**TASK DIRECTIONS**
What is the number of lines holding the word "Display"? Write that number and nothing else.

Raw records
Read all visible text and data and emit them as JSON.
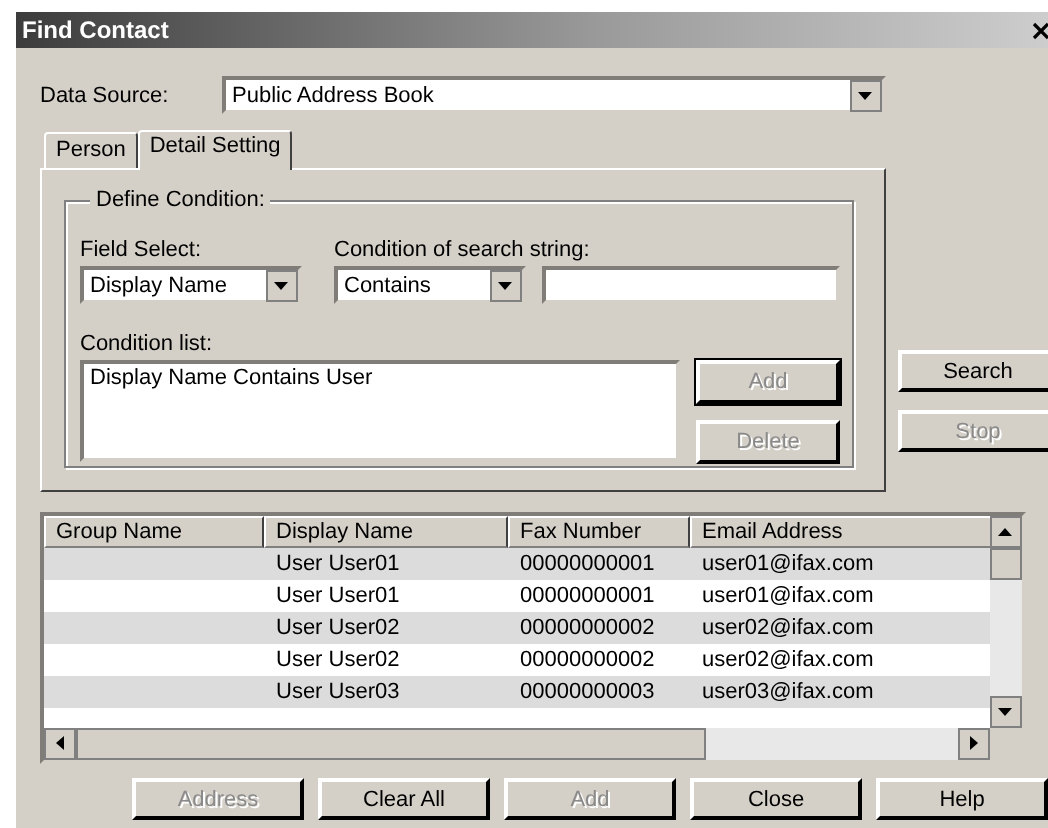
{
  "window": {
    "title": "Find Contact"
  },
  "data_source": {
    "label": "Data Source:",
    "value": "Public Address Book"
  },
  "tabs": [
    {
      "label": "Person",
      "selected": false
    },
    {
      "label": "Detail Setting",
      "selected": true
    }
  ],
  "define_condition": {
    "legend": "Define Condition:",
    "field_select": {
      "label": "Field Select:",
      "value": "Display Name"
    },
    "condition": {
      "label": "Condition of search string:",
      "value": "Contains"
    },
    "condition_list": {
      "label": "Condition list:",
      "items": [
        "Display Name Contains User"
      ]
    },
    "buttons": [
      {
        "label": "Add",
        "disabled": true
      },
      {
        "label": "Delete",
        "disabled": true
      }
    ]
  },
  "side_buttons": [
    {
      "label": "Search",
      "disabled": false
    },
    {
      "label": "Stop",
      "disabled": true
    }
  ],
  "table": {
    "columns": [
      "Group Name",
      "Display Name",
      "Fax Number",
      "Email Address"
    ],
    "rows": [
      [
        "",
        "User User01",
        "00000000001",
        "user01@ifax.com"
      ],
      [
        "",
        "User User01",
        "00000000001",
        "user01@ifax.com"
      ],
      [
        "",
        "User User02",
        "00000000002",
        "user02@ifax.com"
      ],
      [
        "",
        "User User02",
        "00000000002",
        "user02@ifax.com"
      ],
      [
        "",
        "User User03",
        "00000000003",
        "user03@ifax.com"
      ]
    ]
  },
  "bottom_buttons": [
    {
      "label": "Address",
      "disabled": true
    },
    {
      "label": "Clear All",
      "disabled": false
    },
    {
      "label": "Add",
      "disabled": true
    },
    {
      "label": "Close",
      "disabled": false
    },
    {
      "label": "Help",
      "disabled": false
    }
  ]
}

**EXPECTED OUTPUT**
3